§ PROBLEM
Recast the lines of each item below as a numbered list, omitting any blank lines and leaving the pictures out of the answer.

Data records
+ + + + + + +
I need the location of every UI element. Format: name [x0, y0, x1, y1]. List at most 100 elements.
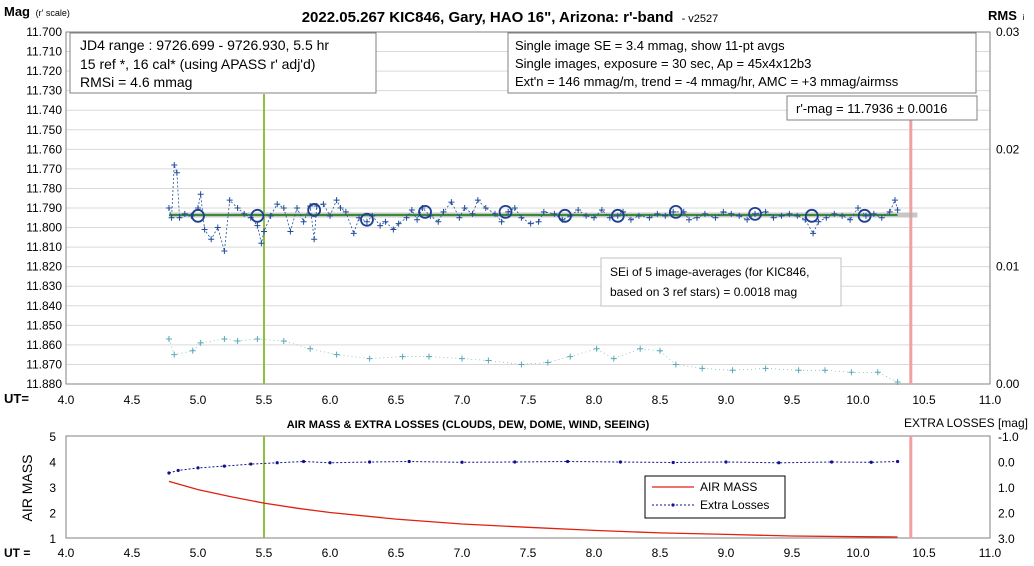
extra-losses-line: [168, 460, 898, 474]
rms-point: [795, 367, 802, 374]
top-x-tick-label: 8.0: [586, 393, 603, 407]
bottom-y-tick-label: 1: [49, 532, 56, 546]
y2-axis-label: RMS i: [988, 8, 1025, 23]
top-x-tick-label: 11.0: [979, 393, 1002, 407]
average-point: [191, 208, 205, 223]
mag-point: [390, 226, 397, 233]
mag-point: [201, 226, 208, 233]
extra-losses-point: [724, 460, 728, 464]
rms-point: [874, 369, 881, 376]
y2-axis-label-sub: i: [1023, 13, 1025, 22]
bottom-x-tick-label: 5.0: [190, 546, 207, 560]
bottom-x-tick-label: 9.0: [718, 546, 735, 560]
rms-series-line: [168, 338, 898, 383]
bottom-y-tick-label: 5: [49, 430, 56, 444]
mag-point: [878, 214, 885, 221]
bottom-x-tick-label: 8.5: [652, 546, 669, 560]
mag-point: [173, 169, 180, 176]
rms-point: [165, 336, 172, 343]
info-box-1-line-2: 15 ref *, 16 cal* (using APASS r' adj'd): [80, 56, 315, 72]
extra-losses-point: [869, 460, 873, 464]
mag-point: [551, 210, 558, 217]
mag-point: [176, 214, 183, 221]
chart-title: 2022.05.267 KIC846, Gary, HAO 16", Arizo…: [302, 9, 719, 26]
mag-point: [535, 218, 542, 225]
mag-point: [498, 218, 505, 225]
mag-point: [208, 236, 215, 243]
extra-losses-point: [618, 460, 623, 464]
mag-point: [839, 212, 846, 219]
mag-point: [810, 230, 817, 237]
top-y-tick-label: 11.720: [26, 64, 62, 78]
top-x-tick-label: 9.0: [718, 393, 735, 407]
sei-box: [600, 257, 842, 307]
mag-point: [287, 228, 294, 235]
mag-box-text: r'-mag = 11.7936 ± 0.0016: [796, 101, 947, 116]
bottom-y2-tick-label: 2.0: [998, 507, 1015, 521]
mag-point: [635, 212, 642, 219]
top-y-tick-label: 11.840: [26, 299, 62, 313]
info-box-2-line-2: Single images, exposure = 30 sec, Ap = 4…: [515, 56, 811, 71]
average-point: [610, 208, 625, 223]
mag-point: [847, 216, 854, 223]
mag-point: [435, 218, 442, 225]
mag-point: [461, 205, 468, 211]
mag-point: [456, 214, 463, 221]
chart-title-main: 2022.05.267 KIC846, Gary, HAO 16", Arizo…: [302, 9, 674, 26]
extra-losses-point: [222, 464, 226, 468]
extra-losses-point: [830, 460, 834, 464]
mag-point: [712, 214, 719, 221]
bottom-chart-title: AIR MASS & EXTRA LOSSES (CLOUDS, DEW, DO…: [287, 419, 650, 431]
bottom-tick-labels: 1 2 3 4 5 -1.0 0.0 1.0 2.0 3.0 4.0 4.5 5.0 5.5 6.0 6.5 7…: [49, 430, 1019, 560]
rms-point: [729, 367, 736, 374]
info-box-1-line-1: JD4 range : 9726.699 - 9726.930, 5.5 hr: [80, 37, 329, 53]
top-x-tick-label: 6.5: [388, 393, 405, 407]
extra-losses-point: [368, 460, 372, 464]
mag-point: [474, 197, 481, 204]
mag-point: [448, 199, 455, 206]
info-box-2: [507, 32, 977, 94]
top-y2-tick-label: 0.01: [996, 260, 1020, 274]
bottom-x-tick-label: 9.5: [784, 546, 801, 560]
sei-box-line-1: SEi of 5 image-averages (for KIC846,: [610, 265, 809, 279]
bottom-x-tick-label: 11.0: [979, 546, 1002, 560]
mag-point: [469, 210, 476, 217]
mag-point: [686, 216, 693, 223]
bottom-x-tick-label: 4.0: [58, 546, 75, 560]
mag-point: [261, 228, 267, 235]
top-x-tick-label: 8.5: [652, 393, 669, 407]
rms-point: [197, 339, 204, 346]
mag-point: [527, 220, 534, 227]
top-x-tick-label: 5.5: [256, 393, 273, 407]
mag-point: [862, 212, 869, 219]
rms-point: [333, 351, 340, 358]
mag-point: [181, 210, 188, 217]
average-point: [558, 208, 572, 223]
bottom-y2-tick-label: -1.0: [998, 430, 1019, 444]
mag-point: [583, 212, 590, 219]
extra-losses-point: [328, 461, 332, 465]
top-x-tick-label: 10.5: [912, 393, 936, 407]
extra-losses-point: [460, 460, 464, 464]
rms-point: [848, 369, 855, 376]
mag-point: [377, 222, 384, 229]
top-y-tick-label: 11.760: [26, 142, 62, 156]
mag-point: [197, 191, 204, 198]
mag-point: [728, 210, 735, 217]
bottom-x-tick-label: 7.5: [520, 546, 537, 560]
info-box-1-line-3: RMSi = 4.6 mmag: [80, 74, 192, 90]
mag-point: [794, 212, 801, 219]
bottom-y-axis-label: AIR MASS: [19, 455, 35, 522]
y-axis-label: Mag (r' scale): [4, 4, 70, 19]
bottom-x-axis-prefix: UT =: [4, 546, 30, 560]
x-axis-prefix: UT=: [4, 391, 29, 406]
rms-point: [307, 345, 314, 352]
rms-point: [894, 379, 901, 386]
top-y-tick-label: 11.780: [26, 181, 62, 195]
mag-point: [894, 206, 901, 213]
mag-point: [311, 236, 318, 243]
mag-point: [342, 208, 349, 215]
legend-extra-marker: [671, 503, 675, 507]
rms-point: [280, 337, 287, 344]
+ + + + + + +
§ ANSWER TO THE EXERCISE
1. I need the location of every UI element. Format: name [x0, y0, x1, y1]. List at most 100 elements.
2. extra-losses-line: [168, 460, 898, 474]
3. rms-point: [795, 367, 802, 374]
4. top-x-tick-label: 8.0: [586, 393, 603, 407]
5. bottom-y-tick-label: 1: [49, 532, 56, 546]
6. y2-axis-label: RMS i: [988, 8, 1025, 23]
7. top-x-tick-label: 11.0: [979, 393, 1002, 407]
8. average-point: [191, 208, 205, 223]
9. mag-point: [390, 226, 397, 233]
10. mag-point: [201, 226, 208, 233]
11. extra-losses-point: [724, 460, 728, 464]
12. rms-point: [874, 369, 881, 376]
13. y2-axis-label-sub: i: [1023, 13, 1025, 22]
14. bottom-x-tick-label: 5.0: [190, 546, 207, 560]
15. bottom-x-tick-label: 9.0: [718, 546, 735, 560]
16. rms-series-line: [168, 338, 898, 383]
17. bottom-y-tick-label: 5: [49, 430, 56, 444]
18. mag-point: [878, 214, 885, 221]
19. bottom-x-tick-label: 8.5: [652, 546, 669, 560]
20. mag-point: [173, 169, 180, 176]
21. rms-point: [165, 336, 172, 343]
22. info-box-1-line-2: 15 ref *, 16 cal* (using APASS r' adj'd): [80, 56, 315, 72]
23. extra-losses-point: [869, 460, 873, 464]
24. mag-point: [551, 210, 558, 217]
25. mag-point: [176, 214, 183, 221]
26. chart-title: 2022.05.267 KIC846, Gary, HAO 16", Arizo…: [302, 9, 719, 26]
27. mag-point: [535, 218, 542, 225]
28. mag-point: [498, 218, 505, 225]
29. mag-point: [208, 236, 215, 243]
30. extra-losses-point: [618, 460, 623, 464]
31. mag-point: [839, 212, 846, 219]
32. mag-point: [810, 230, 817, 237]
33. top-y-tick-label: 11.720: [26, 64, 62, 78]
34. top-x-tick-label: 9.0: [718, 393, 735, 407]
35. sei-box: [600, 257, 842, 307]
36. mag-point: [287, 228, 294, 235]
37. mag-box-text: r'-mag = 11.7936 ± 0.0016: [796, 101, 947, 116]
38. bottom-y2-tick-label: 2.0: [998, 507, 1015, 521]
39. mag-point: [635, 212, 642, 219]
40. top-y-tick-label: 11.840: [26, 299, 62, 313]
41. info-box-2-line-2: Single images, exposure = 30 sec, Ap = 4…: [515, 56, 811, 71]
42. average-point: [610, 208, 625, 223]
43. mag-point: [847, 216, 854, 223]
44. mag-point: [435, 218, 442, 225]
45. mag-point: [461, 205, 468, 211]
46. mag-point: [456, 214, 463, 221]
47. chart-title-main: 2022.05.267 KIC846, Gary, HAO 16", Arizo…: [302, 9, 674, 26]
48. extra-losses-point: [222, 464, 226, 468]
49. extra-losses-point: [830, 460, 834, 464]
50. mag-point: [712, 214, 719, 221]
51. bottom-chart-title: AIR MASS & EXTRA LOSSES (CLOUDS, DEW, DO…: [287, 419, 650, 431]
52. bottom-tick-labels: 1 2 3 4 5 -1.0 0.0 1.0 2.0 3.0 4.0 4.5 5.0 5.5 6.0 6.5 7…: [49, 430, 1019, 560]
53. rms-point: [729, 367, 736, 374]
54. info-box-1-line-1: JD4 range : 9726.699 - 9726.930, 5.5 hr: [80, 37, 329, 53]
55. top-x-tick-label: 6.5: [388, 393, 405, 407]
56. extra-losses-point: [368, 460, 372, 464]
57. mag-point: [474, 197, 481, 204]
58. mag-point: [448, 199, 455, 206]
59. info-box-2: [507, 32, 977, 94]
60. top-y2-tick-label: 0.01: [996, 260, 1020, 274]
61. bottom-x-tick-label: 9.5: [784, 546, 801, 560]
62. sei-box-line-1: SEi of 5 image-averages (for KIC846,: [610, 265, 809, 279]
63. bottom-x-tick-label: 11.0: [979, 546, 1002, 560]
64. mag-point: [469, 210, 476, 217]
65. mag-point: [686, 216, 693, 223]
66. bottom-x-tick-label: 4.0: [58, 546, 75, 560]
67. mag-point: [261, 228, 267, 235]
68. top-x-tick-label: 8.5: [652, 393, 669, 407]
69. rms-point: [197, 339, 204, 346]
70. mag-point: [527, 220, 534, 227]
71. top-x-tick-label: 5.5: [256, 393, 273, 407]
72. mag-point: [862, 212, 869, 219]
73. rms-point: [333, 351, 340, 358]
74. mag-point: [181, 210, 188, 217]
75. average-point: [558, 208, 572, 223]
76. bottom-y2-tick-label: -1.0: [998, 430, 1019, 444]
77. mag-point: [583, 212, 590, 219]
78. extra-losses-point: [328, 461, 332, 465]
79. top-x-tick-label: 10.5: [912, 393, 936, 407]
80. extra-losses-point: [460, 460, 464, 464]
81. rms-point: [848, 369, 855, 376]
82. mag-point: [377, 222, 384, 229]
83. top-y-tick-label: 11.760: [26, 142, 62, 156]
84. mag-point: [197, 191, 204, 198]
85. mag-point: [728, 210, 735, 217]
86. bottom-x-tick-label: 7.5: [520, 546, 537, 560]
87. info-box-1-line-3: RMSi = 4.6 mmag: [80, 74, 192, 90]
88. mag-point: [794, 212, 801, 219]
89. bottom-y-axis-label: AIR MASS: [19, 455, 35, 522]
90. y-axis-label: Mag (r' scale): [4, 4, 70, 19]
91. bottom-x-axis-prefix: UT =: [4, 546, 30, 560]
92. x-axis-prefix: UT=: [4, 391, 29, 406]
93. rms-point: [307, 345, 314, 352]
94. rms-point: [894, 379, 901, 386]
95. top-y-tick-label: 11.780: [26, 181, 62, 195]
96. mag-point: [894, 206, 901, 213]
97. mag-point: [311, 236, 318, 243]
98. mag-point: [342, 208, 349, 215]
99. legend-extra-marker: [671, 503, 675, 507]
100. rms-point: [280, 337, 287, 344]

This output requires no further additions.